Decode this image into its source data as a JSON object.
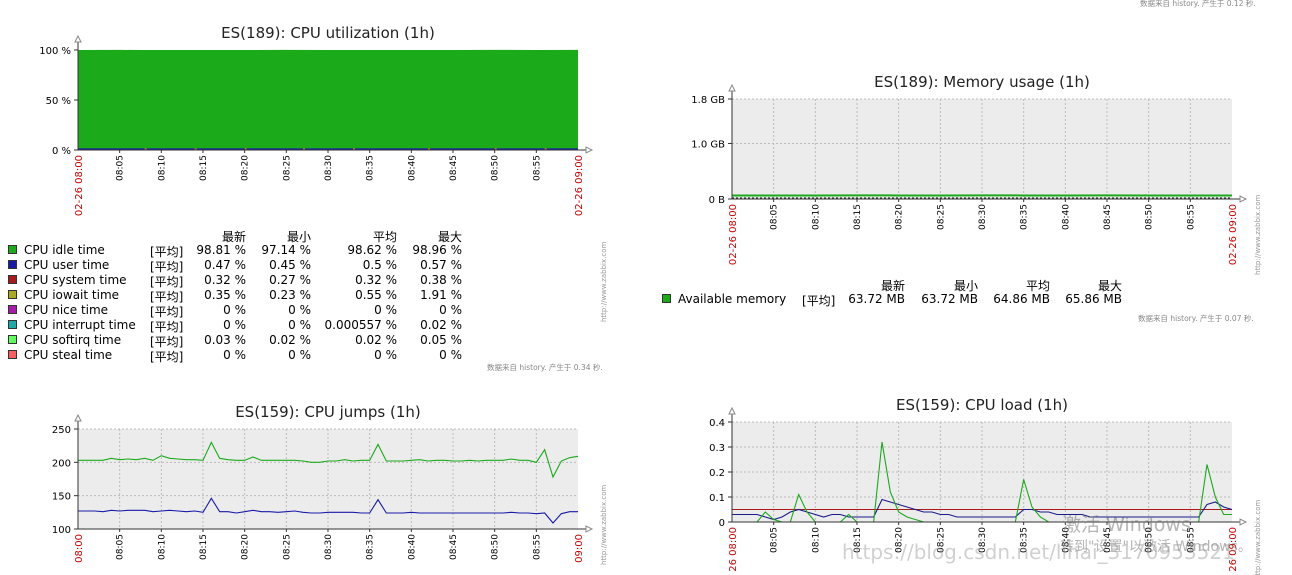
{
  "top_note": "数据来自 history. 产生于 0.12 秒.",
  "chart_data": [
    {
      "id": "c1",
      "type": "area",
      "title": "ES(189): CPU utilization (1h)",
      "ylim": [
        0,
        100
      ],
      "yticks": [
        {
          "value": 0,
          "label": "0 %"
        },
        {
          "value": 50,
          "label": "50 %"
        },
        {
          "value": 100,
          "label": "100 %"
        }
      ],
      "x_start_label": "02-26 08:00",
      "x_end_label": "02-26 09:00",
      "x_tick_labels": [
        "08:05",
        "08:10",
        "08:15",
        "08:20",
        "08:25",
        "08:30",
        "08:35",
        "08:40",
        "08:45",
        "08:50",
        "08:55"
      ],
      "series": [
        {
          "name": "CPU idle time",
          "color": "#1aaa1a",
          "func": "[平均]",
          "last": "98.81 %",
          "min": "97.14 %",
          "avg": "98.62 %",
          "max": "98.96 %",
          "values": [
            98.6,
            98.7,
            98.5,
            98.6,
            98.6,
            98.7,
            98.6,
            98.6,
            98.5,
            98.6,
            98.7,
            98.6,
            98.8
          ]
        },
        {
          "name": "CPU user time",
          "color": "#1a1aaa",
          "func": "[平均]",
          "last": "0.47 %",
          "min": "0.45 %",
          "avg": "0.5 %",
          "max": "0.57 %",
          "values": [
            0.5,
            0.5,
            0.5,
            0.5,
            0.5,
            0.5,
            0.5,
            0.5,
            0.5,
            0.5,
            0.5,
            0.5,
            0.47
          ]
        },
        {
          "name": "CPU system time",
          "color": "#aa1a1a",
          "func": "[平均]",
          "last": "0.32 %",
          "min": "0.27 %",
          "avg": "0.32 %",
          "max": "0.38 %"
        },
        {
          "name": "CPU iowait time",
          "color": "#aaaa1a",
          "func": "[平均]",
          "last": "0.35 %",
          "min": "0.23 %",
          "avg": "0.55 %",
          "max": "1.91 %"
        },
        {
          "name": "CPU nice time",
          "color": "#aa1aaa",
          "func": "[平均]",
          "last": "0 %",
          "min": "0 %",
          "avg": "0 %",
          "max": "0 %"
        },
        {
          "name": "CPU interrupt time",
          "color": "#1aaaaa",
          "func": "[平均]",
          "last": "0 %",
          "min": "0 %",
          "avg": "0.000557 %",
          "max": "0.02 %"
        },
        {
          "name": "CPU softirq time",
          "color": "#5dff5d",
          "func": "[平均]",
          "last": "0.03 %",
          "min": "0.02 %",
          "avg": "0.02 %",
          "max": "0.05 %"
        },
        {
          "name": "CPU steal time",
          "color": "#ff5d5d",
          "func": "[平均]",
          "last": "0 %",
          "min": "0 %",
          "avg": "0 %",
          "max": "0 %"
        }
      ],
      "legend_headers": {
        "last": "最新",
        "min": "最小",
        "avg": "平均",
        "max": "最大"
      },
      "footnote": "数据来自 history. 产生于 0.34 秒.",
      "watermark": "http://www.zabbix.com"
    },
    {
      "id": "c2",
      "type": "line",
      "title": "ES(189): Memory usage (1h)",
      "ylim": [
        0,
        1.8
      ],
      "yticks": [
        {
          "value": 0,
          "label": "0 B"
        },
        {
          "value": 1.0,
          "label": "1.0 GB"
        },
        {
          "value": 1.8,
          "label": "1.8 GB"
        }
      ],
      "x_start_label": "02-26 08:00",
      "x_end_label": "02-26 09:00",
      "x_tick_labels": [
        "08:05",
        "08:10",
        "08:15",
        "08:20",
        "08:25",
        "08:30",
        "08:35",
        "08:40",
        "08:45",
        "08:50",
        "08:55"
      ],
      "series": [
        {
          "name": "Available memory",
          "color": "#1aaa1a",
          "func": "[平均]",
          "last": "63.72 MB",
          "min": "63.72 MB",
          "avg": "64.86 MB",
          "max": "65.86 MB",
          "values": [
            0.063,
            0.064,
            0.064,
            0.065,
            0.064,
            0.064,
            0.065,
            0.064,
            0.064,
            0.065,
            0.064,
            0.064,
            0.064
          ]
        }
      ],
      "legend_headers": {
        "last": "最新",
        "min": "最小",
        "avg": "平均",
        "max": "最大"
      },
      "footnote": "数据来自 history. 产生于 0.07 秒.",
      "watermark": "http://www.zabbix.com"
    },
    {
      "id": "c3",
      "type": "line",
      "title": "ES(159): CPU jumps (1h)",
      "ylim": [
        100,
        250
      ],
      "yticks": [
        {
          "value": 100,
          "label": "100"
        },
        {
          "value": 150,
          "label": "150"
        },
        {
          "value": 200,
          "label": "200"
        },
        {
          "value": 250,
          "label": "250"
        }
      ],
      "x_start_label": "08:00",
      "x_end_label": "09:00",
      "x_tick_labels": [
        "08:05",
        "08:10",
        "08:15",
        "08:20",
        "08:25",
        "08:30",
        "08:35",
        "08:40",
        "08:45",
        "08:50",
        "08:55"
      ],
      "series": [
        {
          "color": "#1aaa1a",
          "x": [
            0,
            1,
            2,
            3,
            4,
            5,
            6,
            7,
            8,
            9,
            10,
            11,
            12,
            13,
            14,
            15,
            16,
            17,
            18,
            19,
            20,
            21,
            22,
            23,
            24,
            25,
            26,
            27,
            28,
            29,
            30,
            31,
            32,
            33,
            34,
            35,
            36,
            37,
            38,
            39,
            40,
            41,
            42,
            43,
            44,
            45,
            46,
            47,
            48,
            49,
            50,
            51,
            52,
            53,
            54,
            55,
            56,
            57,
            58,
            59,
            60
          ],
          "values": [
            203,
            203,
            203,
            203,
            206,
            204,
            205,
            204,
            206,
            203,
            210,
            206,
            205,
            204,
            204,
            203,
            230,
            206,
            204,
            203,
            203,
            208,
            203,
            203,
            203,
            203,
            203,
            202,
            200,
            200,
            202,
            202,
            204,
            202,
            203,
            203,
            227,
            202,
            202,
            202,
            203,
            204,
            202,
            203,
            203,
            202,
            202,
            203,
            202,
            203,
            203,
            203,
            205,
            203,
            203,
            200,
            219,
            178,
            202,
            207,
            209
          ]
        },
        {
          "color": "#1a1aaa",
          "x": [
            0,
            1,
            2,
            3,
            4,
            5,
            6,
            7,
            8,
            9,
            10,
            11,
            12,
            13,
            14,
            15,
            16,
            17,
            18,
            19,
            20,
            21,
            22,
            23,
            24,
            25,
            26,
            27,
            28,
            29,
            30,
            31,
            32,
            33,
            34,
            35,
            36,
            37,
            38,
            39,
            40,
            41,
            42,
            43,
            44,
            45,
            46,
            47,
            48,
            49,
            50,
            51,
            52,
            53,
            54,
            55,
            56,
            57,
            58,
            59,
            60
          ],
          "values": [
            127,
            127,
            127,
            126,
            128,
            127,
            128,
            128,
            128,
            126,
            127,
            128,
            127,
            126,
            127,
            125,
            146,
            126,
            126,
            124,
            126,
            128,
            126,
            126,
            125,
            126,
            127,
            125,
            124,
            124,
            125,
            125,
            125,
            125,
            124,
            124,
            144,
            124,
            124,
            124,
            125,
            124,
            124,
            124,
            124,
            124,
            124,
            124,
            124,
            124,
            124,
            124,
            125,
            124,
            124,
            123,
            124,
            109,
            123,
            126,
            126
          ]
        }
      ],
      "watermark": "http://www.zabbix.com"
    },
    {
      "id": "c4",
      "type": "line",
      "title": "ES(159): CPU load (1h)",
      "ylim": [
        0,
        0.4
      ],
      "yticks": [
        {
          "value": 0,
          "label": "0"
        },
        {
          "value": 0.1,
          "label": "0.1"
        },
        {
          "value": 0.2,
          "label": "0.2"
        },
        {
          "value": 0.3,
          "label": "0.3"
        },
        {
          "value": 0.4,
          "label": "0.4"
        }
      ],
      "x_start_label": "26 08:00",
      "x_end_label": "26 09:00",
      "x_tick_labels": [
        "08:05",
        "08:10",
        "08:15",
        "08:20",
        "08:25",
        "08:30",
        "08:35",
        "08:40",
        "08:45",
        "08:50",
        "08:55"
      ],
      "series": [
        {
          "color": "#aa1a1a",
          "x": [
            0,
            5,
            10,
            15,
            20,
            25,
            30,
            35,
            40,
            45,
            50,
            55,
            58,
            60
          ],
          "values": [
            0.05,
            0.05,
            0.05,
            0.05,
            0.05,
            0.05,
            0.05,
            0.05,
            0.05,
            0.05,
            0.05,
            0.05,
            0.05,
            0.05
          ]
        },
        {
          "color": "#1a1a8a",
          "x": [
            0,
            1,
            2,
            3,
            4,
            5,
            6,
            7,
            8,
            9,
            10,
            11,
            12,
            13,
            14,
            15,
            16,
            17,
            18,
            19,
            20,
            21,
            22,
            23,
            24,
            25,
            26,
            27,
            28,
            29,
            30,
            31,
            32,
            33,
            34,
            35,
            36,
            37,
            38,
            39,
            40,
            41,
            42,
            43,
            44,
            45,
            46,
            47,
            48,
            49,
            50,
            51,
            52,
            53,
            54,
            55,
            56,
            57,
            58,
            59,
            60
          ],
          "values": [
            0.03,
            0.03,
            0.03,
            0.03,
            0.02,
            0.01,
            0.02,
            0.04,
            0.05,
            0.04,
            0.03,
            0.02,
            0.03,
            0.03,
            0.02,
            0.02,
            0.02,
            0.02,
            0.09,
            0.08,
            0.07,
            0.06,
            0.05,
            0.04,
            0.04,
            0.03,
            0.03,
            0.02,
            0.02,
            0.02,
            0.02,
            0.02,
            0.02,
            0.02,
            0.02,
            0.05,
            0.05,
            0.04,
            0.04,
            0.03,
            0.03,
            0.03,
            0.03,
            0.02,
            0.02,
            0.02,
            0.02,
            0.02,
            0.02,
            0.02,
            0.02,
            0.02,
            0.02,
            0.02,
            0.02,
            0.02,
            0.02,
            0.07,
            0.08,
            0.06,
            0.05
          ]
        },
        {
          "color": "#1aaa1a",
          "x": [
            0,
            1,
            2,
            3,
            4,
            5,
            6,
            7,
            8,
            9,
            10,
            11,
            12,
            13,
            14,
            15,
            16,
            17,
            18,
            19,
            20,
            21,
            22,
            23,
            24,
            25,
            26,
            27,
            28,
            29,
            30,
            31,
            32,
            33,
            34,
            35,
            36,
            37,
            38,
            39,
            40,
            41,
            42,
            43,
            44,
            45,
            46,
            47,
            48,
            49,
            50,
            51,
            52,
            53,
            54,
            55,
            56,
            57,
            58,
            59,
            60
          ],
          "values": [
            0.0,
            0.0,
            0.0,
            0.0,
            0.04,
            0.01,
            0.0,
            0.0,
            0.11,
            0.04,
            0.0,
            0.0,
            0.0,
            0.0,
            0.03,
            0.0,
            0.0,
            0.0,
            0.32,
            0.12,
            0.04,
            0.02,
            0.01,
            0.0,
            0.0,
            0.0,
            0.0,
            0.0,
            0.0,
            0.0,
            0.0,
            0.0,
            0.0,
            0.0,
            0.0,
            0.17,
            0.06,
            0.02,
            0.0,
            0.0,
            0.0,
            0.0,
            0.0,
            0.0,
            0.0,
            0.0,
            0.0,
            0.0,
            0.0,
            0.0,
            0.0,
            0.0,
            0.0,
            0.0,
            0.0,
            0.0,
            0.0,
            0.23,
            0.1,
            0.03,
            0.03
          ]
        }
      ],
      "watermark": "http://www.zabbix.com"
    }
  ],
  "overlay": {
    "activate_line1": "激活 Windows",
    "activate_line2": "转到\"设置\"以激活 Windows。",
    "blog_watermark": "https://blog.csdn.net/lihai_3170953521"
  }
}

Stated goal: Copy each line containing the word "Windows" from the data.

The result:
    "activate_line1": "激活 Windows",
    "activate_line2": "转到\"设置\"以激活 Windows。",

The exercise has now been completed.